:: Short exercise ::
Locate every line in the records below that contains the word "JSON", and copy each one.

:: Task input ::
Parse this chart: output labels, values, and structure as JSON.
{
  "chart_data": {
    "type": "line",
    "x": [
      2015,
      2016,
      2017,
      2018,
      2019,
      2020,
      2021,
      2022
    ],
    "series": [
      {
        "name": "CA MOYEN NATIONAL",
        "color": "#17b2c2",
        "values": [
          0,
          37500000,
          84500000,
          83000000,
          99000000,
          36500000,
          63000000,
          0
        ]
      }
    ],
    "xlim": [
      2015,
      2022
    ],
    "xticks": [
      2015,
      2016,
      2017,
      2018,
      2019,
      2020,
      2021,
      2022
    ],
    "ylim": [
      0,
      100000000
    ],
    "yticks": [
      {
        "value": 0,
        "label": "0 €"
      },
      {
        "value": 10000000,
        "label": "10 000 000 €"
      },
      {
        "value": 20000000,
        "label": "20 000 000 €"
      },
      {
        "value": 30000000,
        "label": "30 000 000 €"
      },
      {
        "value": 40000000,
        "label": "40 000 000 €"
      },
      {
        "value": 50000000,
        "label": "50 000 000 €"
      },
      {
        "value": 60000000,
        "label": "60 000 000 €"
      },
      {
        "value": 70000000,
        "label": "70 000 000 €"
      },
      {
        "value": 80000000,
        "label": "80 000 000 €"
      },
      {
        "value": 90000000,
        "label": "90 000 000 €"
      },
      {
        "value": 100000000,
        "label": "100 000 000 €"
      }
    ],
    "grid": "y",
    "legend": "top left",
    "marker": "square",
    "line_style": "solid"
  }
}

==

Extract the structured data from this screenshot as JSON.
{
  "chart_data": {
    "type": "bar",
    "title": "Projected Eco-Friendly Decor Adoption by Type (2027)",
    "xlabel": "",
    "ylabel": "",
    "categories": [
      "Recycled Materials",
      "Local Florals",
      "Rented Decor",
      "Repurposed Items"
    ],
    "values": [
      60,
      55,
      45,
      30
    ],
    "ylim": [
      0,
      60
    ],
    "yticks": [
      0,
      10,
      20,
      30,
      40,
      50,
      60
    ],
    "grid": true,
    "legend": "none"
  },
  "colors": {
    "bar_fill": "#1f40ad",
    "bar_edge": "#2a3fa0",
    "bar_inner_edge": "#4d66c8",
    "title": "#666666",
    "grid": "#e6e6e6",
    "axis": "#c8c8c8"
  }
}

:: Task output ::
Parse this chart: output labels, values, and structure as JSON.
Extract the structured data from this screenshot as JSON.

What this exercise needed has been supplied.